Given problem >>
Find each line with the string "title" and report it.

Task inputs >>
┌──
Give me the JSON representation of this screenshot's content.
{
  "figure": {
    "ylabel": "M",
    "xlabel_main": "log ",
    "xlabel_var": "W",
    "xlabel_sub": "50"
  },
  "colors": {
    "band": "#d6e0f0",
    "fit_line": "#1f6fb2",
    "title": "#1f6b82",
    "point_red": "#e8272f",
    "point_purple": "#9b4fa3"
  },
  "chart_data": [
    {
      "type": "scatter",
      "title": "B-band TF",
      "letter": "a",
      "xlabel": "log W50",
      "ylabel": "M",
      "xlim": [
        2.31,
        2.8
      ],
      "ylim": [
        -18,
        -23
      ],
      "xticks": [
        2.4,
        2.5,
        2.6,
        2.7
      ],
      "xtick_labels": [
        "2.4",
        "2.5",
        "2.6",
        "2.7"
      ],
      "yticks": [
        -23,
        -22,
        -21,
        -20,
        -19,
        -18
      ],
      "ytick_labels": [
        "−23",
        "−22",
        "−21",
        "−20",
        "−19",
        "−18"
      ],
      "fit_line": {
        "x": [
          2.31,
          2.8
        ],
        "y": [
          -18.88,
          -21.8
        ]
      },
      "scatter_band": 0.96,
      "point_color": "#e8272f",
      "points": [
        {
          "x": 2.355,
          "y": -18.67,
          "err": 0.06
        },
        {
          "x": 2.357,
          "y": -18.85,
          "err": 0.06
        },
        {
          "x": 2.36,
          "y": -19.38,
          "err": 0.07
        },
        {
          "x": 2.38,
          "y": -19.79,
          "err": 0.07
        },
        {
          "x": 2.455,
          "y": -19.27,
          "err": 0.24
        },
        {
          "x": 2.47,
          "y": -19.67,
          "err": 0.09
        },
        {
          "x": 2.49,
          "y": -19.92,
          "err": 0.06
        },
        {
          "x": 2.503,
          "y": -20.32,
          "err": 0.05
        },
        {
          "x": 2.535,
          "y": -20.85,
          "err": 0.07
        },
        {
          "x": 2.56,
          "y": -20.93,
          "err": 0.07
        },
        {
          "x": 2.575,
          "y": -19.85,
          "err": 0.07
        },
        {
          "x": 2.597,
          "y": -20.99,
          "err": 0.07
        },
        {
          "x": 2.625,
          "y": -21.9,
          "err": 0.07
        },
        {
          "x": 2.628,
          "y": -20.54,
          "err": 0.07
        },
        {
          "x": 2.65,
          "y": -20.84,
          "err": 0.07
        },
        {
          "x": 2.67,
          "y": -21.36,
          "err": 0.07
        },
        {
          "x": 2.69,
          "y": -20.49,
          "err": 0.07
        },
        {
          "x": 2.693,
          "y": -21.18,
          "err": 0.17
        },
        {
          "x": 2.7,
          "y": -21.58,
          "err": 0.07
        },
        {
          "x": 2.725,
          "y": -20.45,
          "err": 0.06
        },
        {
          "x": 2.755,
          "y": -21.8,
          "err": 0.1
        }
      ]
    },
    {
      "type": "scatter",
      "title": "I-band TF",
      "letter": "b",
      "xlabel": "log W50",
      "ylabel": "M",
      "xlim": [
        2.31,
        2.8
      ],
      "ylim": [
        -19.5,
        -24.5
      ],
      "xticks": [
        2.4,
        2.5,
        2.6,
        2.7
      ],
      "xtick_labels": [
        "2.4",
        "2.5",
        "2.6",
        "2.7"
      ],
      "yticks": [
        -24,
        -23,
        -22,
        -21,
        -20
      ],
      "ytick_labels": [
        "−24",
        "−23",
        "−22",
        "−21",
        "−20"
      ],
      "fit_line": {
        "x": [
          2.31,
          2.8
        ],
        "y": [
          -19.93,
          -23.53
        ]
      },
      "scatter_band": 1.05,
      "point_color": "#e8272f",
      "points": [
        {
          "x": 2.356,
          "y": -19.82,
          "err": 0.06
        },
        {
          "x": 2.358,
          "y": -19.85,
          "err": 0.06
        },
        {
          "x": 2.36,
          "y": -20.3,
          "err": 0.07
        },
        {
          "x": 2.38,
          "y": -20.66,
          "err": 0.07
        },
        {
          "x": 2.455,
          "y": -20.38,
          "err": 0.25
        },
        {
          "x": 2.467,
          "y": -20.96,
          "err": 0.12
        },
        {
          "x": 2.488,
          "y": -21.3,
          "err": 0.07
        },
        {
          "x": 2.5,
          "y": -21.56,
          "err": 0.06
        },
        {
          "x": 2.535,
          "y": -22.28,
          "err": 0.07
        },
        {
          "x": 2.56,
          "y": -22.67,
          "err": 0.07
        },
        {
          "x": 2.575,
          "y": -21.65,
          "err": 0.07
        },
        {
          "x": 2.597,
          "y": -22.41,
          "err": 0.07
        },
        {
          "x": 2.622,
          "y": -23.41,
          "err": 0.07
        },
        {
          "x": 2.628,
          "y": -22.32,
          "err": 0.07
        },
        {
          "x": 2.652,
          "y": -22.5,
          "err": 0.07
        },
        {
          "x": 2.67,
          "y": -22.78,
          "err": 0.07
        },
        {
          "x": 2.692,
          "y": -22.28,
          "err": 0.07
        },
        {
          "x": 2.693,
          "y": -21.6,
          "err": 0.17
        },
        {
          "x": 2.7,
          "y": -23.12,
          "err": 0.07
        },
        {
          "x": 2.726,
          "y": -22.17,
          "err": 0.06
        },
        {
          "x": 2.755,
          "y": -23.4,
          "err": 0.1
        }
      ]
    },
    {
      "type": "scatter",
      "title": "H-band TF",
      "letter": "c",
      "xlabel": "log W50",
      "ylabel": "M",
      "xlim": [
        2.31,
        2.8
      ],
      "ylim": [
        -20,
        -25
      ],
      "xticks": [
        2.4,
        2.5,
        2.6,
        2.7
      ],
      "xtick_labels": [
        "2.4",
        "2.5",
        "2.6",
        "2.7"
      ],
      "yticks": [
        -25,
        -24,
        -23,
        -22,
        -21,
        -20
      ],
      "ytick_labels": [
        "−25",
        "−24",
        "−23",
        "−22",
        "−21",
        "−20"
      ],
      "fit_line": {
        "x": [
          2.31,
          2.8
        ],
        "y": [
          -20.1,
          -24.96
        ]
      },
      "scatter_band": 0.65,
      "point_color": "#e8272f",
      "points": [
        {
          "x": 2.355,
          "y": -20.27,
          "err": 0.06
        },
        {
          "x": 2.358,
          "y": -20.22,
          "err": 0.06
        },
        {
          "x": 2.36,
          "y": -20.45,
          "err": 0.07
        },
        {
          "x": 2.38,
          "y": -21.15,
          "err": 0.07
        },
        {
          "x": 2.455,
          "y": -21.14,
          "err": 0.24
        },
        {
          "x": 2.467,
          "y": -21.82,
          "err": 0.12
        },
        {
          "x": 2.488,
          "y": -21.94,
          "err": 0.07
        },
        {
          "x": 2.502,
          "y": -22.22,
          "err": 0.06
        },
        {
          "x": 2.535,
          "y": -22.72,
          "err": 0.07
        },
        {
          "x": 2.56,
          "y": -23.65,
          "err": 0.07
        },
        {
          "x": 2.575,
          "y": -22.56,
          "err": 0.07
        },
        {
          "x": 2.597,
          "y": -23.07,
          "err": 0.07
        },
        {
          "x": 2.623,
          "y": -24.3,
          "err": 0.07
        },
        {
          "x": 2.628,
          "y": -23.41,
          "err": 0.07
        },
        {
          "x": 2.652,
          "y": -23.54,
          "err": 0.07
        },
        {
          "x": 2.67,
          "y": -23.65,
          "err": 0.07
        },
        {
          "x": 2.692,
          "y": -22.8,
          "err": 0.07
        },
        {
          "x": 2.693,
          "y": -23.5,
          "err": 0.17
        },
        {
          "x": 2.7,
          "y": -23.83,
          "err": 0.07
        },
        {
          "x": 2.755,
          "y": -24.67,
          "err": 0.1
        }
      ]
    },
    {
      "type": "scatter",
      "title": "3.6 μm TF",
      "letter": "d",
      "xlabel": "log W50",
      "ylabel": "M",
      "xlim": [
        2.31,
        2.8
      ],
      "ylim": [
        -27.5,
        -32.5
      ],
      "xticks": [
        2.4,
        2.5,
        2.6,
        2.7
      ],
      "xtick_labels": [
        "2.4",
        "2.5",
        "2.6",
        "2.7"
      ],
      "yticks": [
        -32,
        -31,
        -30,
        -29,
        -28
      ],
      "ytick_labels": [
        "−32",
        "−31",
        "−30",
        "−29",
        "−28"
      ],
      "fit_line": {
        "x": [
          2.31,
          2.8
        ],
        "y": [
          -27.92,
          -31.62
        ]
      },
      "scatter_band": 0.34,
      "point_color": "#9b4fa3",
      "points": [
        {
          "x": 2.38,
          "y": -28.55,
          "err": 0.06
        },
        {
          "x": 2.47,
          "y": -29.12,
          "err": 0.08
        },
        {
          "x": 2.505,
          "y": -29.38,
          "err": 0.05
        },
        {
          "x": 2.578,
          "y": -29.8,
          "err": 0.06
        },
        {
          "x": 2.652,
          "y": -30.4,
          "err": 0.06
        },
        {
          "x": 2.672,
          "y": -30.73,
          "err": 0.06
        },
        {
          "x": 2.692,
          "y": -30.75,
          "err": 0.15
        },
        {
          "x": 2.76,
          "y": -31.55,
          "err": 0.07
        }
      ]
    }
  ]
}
└──
Result for this task >>
    "title": "#1f6b82",
      "title": "B-band TF",
      "title": "I-band TF",
      "title": "H-band TF",
      "title": "3.6 μm TF",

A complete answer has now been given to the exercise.